What you are asked to do:
Using the listing below, extract each line that has the word "this" in it.

Input rows:
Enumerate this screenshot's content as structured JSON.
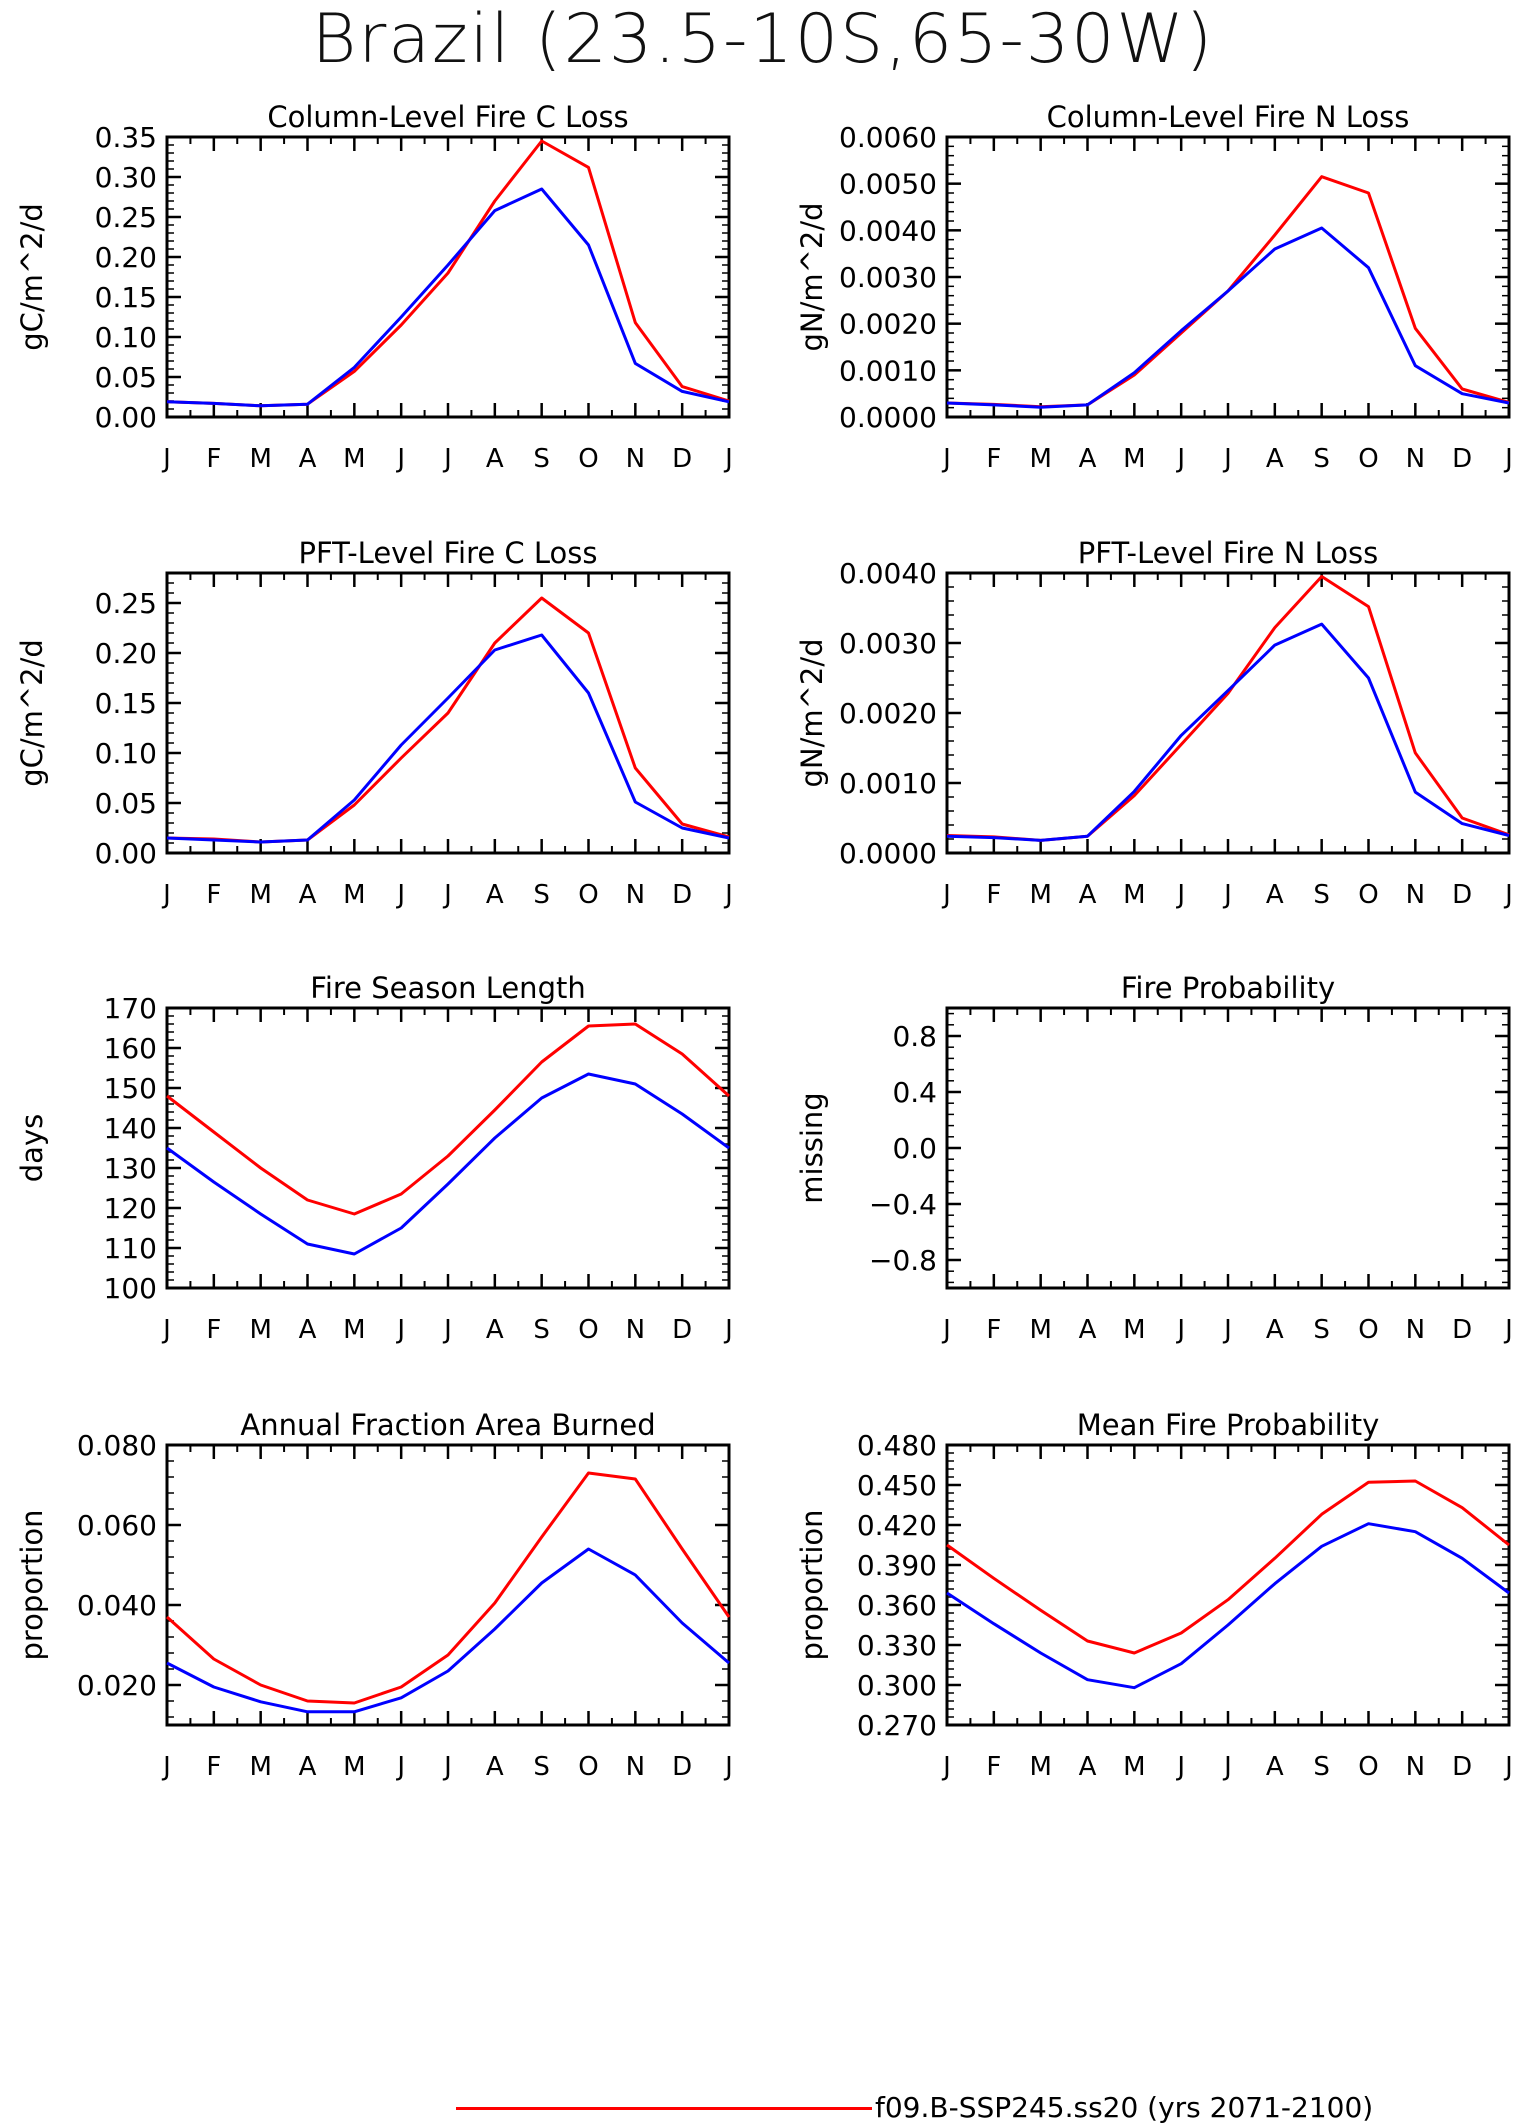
{
  "title": "Brazil (23.5-10S,65-30W)",
  "colors": {
    "series_red": "#ff0000",
    "series_blue": "#0000ff",
    "axis": "#000000"
  },
  "legend": {
    "label": "f09.B-SSP245.ss20 (yrs 2071-2100)",
    "color": "#ff0000"
  },
  "chart_data": [
    {
      "type": "line",
      "title": "Column-Level Fire C Loss",
      "ylabel": "gC/m^2/d",
      "categories": [
        "J",
        "F",
        "M",
        "A",
        "M",
        "J",
        "J",
        "A",
        "S",
        "O",
        "N",
        "D",
        "J"
      ],
      "ylim": [
        0,
        0.35
      ],
      "yticks": [
        "0.00",
        "0.05",
        "0.10",
        "0.15",
        "0.20",
        "0.25",
        "0.30",
        "0.35"
      ],
      "series": [
        {
          "color": "#ff0000",
          "values": [
            0.019,
            0.017,
            0.014,
            0.016,
            0.057,
            0.115,
            0.18,
            0.27,
            0.345,
            0.312,
            0.118,
            0.038,
            0.02
          ]
        },
        {
          "color": "#0000ff",
          "values": [
            0.019,
            0.017,
            0.014,
            0.016,
            0.062,
            0.125,
            0.19,
            0.258,
            0.285,
            0.215,
            0.067,
            0.032,
            0.019
          ]
        }
      ]
    },
    {
      "type": "line",
      "title": "Column-Level Fire N Loss",
      "ylabel": "gN/m^2/d",
      "categories": [
        "J",
        "F",
        "M",
        "A",
        "M",
        "J",
        "J",
        "A",
        "S",
        "O",
        "N",
        "D",
        "J"
      ],
      "ylim": [
        0,
        0.006
      ],
      "yticks": [
        "0.0000",
        "0.0010",
        "0.0020",
        "0.0030",
        "0.0040",
        "0.0050",
        "0.0060"
      ],
      "series": [
        {
          "color": "#ff0000",
          "values": [
            0.0003,
            0.00027,
            0.00022,
            0.00026,
            0.0009,
            0.0018,
            0.0027,
            0.0039,
            0.00515,
            0.0048,
            0.0019,
            0.0006,
            0.00031
          ]
        },
        {
          "color": "#0000ff",
          "values": [
            0.0003,
            0.00026,
            0.00021,
            0.00026,
            0.00095,
            0.00185,
            0.0027,
            0.0036,
            0.00405,
            0.0032,
            0.0011,
            0.0005,
            0.0003
          ]
        }
      ]
    },
    {
      "type": "line",
      "title": "PFT-Level Fire C Loss",
      "ylabel": "gC/m^2/d",
      "categories": [
        "J",
        "F",
        "M",
        "A",
        "M",
        "J",
        "J",
        "A",
        "S",
        "O",
        "N",
        "D",
        "J"
      ],
      "ylim": [
        0,
        0.28
      ],
      "yticks": [
        "0.00",
        "0.05",
        "0.10",
        "0.15",
        "0.20",
        "0.25"
      ],
      "series": [
        {
          "color": "#ff0000",
          "values": [
            0.015,
            0.014,
            0.011,
            0.013,
            0.048,
            0.095,
            0.14,
            0.21,
            0.255,
            0.22,
            0.085,
            0.029,
            0.016
          ]
        },
        {
          "color": "#0000ff",
          "values": [
            0.015,
            0.013,
            0.011,
            0.013,
            0.053,
            0.108,
            0.155,
            0.203,
            0.218,
            0.16,
            0.051,
            0.025,
            0.015
          ]
        }
      ]
    },
    {
      "type": "line",
      "title": "PFT-Level Fire N Loss",
      "ylabel": "gN/m^2/d",
      "categories": [
        "J",
        "F",
        "M",
        "A",
        "M",
        "J",
        "J",
        "A",
        "S",
        "O",
        "N",
        "D",
        "J"
      ],
      "ylim": [
        0,
        0.004
      ],
      "yticks": [
        "0.0000",
        "0.0010",
        "0.0020",
        "0.0030",
        "0.0040"
      ],
      "series": [
        {
          "color": "#ff0000",
          "values": [
            0.00025,
            0.00023,
            0.00018,
            0.00024,
            0.00082,
            0.00155,
            0.00228,
            0.00322,
            0.00395,
            0.00352,
            0.00143,
            0.0005,
            0.00026
          ]
        },
        {
          "color": "#0000ff",
          "values": [
            0.00024,
            0.00022,
            0.00018,
            0.00024,
            0.00088,
            0.00168,
            0.00232,
            0.00297,
            0.00327,
            0.0025,
            0.00087,
            0.00042,
            0.00025
          ]
        }
      ]
    },
    {
      "type": "line",
      "title": "Fire Season Length",
      "ylabel": "days",
      "categories": [
        "J",
        "F",
        "M",
        "A",
        "M",
        "J",
        "J",
        "A",
        "S",
        "O",
        "N",
        "D",
        "J"
      ],
      "ylim": [
        100,
        170
      ],
      "yticks": [
        "100",
        "110",
        "120",
        "130",
        "140",
        "150",
        "160",
        "170"
      ],
      "series": [
        {
          "color": "#ff0000",
          "values": [
            148,
            139,
            130,
            122,
            118.5,
            123.5,
            133,
            144.5,
            156.5,
            165.5,
            166,
            158.5,
            148
          ]
        },
        {
          "color": "#0000ff",
          "values": [
            135,
            126.5,
            118.5,
            111,
            108.5,
            115,
            126,
            137.5,
            147.5,
            153.5,
            151,
            143.5,
            135
          ]
        }
      ]
    },
    {
      "type": "line",
      "title": "Fire Probability",
      "ylabel": "missing",
      "categories": [
        "J",
        "F",
        "M",
        "A",
        "M",
        "J",
        "J",
        "A",
        "S",
        "O",
        "N",
        "D",
        "J"
      ],
      "ylim": [
        -1,
        1
      ],
      "yticks": [
        "-0.8",
        "-0.4",
        "0.0",
        "0.4",
        "0.8"
      ],
      "series": []
    },
    {
      "type": "line",
      "title": "Annual Fraction Area Burned",
      "ylabel": "proportion",
      "categories": [
        "J",
        "F",
        "M",
        "A",
        "M",
        "J",
        "J",
        "A",
        "S",
        "O",
        "N",
        "D",
        "J"
      ],
      "ylim": [
        0.01,
        0.08
      ],
      "yticks": [
        "0.020",
        "0.040",
        "0.060",
        "0.080"
      ],
      "series": [
        {
          "color": "#ff0000",
          "values": [
            0.037,
            0.0265,
            0.02,
            0.016,
            0.0155,
            0.0195,
            0.0275,
            0.0405,
            0.057,
            0.073,
            0.0715,
            0.054,
            0.037
          ]
        },
        {
          "color": "#0000ff",
          "values": [
            0.0255,
            0.0195,
            0.0158,
            0.0133,
            0.0133,
            0.0168,
            0.0235,
            0.034,
            0.0455,
            0.054,
            0.0475,
            0.0355,
            0.0255
          ]
        }
      ]
    },
    {
      "type": "line",
      "title": "Mean Fire Probability",
      "ylabel": "proportion",
      "categories": [
        "J",
        "F",
        "M",
        "A",
        "M",
        "J",
        "J",
        "A",
        "S",
        "O",
        "N",
        "D",
        "J"
      ],
      "ylim": [
        0.27,
        0.48
      ],
      "yticks": [
        "0.270",
        "0.300",
        "0.330",
        "0.360",
        "0.390",
        "0.420",
        "0.450",
        "0.480"
      ],
      "series": [
        {
          "color": "#ff0000",
          "values": [
            0.405,
            0.38,
            0.356,
            0.333,
            0.324,
            0.339,
            0.364,
            0.395,
            0.428,
            0.452,
            0.453,
            0.433,
            0.405
          ]
        },
        {
          "color": "#0000ff",
          "values": [
            0.369,
            0.346,
            0.324,
            0.304,
            0.298,
            0.316,
            0.345,
            0.376,
            0.404,
            0.421,
            0.415,
            0.395,
            0.369
          ]
        }
      ]
    }
  ]
}
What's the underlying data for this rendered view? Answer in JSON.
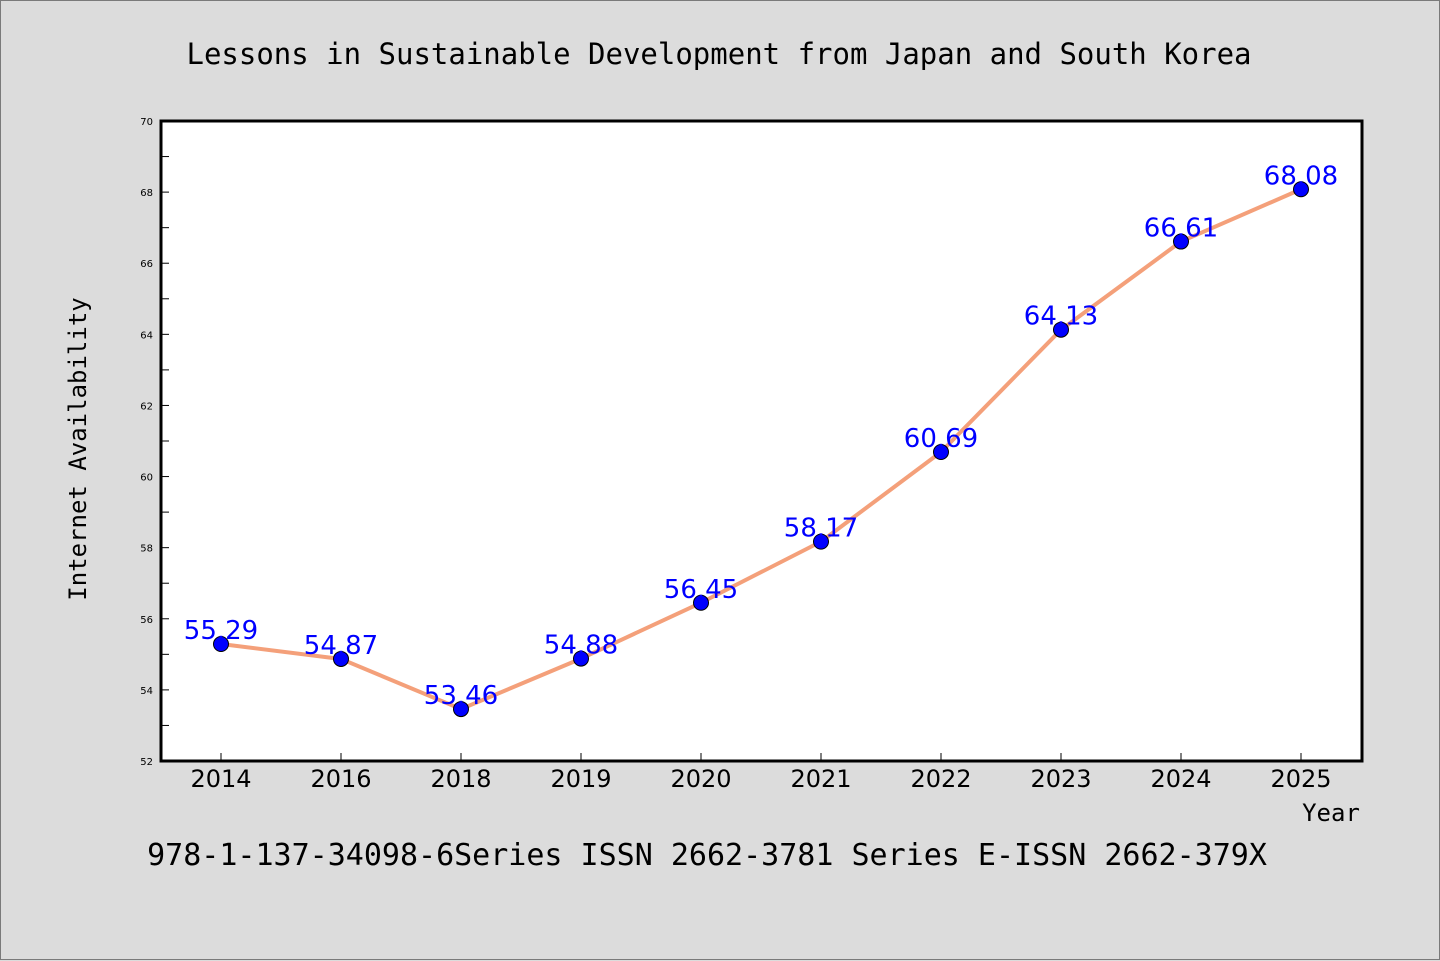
{
  "chart_data": {
    "type": "line",
    "title": "Lessons in Sustainable Development from Japan and South Korea",
    "xlabel": "Year",
    "ylabel": "Internet Availability",
    "categories": [
      "2014",
      "2016",
      "2018",
      "2019",
      "2020",
      "2021",
      "2022",
      "2023",
      "2024",
      "2025"
    ],
    "series": [
      {
        "values": [
          55.29,
          54.87,
          53.46,
          54.88,
          56.45,
          58.17,
          60.69,
          64.13,
          66.61,
          68.08
        ],
        "labels": [
          "55.29",
          "54.87",
          "53.46",
          "54.88",
          "56.45",
          "58.17",
          "60.69",
          "64.13",
          "66.61",
          "68.08"
        ],
        "line_color": "#f4a07a",
        "marker_color": "#0000ff"
      }
    ],
    "ylim": [
      52,
      70
    ],
    "yticks": [
      52,
      54,
      56,
      58,
      60,
      62,
      64,
      66,
      68,
      70
    ],
    "grid": false,
    "legend": "none"
  },
  "footer": {
    "text": "978-1-137-34098-6Series ISSN 2662-3781 Series E-ISSN 2662-379X"
  },
  "colors": {
    "background": "#dcdcdc",
    "plot_background": "#ffffff",
    "line": "#f4a07a",
    "marker": "#0000ff",
    "label": "#0000ff"
  }
}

Finished task:
Enumerate this screenshot's content as structured JSON.
What's the underlying data for this rendered view? Answer in JSON.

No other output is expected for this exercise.